» DIRECTION: Repeat the records exactly. Every line must match.
--- start DATASET EXCERPTS ---
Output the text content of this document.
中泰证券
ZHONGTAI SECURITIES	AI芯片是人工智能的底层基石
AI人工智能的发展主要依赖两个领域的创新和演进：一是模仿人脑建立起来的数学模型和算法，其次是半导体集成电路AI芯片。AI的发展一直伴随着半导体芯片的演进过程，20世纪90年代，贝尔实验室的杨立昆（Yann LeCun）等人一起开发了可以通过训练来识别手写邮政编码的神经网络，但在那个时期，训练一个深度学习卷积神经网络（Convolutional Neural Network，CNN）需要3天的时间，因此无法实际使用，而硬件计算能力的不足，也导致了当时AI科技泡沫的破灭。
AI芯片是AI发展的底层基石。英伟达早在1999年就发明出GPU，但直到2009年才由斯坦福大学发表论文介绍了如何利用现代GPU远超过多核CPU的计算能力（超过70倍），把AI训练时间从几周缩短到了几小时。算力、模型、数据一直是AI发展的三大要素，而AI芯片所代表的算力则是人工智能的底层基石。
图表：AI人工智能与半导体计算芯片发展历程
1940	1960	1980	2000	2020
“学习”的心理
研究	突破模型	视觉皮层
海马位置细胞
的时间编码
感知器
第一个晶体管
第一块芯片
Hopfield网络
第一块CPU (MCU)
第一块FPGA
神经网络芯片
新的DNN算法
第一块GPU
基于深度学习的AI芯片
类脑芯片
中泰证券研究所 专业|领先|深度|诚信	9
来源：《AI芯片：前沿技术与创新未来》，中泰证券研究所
--- end DATASET EXCERPTS ---
» EXERCISE RESPONSE:
Output the text content of this document.
中泰证券
ZHONGTAI SECURITIES	AI芯片是人工智能的底层基石
AI人工智能的发展主要依赖两个领域的创新和演进：一是模仿人脑建立起来的数学模型和算法，其次是半导体集成电路AI芯片。AI的发展一直伴随着半导体芯片的演进过程，20世纪90年代，贝尔实验室的杨立昆（Yann LeCun）等人一起开发了可以通过训练来识别手写邮政编码的神经网络，但在那个时期，训练一个深度学习卷积神经网络（Convolutional Neural Network，CNN）需要3天的时间，因此无法实际使用，而硬件计算能力的不足，也导致了当时AI科技泡沫的破灭。
AI芯片是AI发展的底层基石。英伟达早在1999年就发明出GPU，但直到2009年才由斯坦福大学发表论文介绍了如何利用现代GPU远超过多核CPU的计算能力（超过70倍），把AI训练时间从几周缩短到了几小时。算力、模型、数据一直是AI发展的三大要素，而AI芯片所代表的算力则是人工智能的底层基石。
图表：AI人工智能与半导体计算芯片发展历程
1940	1960	1980	2000	2020
“学习”的心理
研究	突破模型	视觉皮层
海马位置细胞
的时间编码
感知器
第一个晶体管
第一块芯片
Hopfield网络
第一块CPU (MCU)
第一块FPGA
神经网络芯片
新的DNN算法
第一块GPU
基于深度学习的AI芯片
类脑芯片
中泰证券研究所 专业|领先|深度|诚信	9
来源：《AI芯片：前沿技术与创新未来》，中泰证券研究所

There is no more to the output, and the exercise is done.